--- begin Data records ---

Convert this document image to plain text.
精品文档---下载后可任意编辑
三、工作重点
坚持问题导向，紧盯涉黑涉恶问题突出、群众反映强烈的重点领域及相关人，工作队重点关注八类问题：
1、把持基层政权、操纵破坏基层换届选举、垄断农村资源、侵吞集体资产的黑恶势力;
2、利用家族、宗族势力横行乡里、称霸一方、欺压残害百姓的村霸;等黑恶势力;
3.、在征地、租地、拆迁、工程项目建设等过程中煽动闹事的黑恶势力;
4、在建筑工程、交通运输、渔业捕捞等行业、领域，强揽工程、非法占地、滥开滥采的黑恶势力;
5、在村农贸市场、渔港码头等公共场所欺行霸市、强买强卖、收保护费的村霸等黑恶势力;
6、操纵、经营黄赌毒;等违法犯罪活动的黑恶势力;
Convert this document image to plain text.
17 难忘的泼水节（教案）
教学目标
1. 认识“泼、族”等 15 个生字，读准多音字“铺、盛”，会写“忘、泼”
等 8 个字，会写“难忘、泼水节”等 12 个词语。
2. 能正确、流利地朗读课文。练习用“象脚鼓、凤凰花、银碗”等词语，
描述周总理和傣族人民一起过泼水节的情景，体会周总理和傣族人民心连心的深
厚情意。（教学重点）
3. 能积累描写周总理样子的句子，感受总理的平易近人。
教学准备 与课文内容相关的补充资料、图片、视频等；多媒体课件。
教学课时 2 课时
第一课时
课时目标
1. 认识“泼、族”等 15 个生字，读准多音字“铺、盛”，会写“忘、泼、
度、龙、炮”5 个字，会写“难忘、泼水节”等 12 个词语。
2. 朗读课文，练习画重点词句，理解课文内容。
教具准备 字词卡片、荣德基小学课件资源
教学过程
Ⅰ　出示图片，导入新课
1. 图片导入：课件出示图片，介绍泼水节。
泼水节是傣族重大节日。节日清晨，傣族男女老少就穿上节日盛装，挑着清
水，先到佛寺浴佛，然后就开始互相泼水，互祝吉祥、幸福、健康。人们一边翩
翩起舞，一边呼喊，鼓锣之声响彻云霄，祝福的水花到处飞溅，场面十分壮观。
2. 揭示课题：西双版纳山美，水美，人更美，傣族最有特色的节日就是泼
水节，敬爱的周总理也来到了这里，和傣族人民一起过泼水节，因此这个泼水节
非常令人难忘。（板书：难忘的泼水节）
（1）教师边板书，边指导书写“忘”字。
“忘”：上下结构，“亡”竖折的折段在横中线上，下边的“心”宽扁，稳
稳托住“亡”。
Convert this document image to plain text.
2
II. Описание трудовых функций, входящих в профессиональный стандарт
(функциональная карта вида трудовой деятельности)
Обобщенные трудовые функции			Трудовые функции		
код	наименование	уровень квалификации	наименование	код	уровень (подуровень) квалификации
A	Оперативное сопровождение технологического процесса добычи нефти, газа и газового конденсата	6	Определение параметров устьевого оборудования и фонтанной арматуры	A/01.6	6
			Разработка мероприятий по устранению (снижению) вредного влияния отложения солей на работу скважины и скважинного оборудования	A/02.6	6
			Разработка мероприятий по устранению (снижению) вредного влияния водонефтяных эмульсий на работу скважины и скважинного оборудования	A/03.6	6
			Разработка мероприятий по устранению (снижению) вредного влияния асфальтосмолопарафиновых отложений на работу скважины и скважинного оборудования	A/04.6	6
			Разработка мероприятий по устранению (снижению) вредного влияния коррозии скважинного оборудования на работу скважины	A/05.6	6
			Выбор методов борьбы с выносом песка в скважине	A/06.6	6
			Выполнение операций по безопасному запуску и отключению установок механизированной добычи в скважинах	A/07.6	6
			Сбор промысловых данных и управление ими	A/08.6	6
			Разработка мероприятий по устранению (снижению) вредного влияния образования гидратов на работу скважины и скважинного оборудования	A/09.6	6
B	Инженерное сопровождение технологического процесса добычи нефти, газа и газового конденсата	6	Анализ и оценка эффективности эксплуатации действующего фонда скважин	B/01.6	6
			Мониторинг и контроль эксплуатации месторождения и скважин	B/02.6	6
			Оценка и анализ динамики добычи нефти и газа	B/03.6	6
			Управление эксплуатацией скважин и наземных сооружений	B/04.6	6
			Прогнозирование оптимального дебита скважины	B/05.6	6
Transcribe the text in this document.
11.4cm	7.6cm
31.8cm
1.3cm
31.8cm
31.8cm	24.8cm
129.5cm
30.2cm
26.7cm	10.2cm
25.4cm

--- end Data records ---

| Exercise brief |
Count the lines above in which the word "эксплуатации" appears, then state only that count.

| Correct output |
2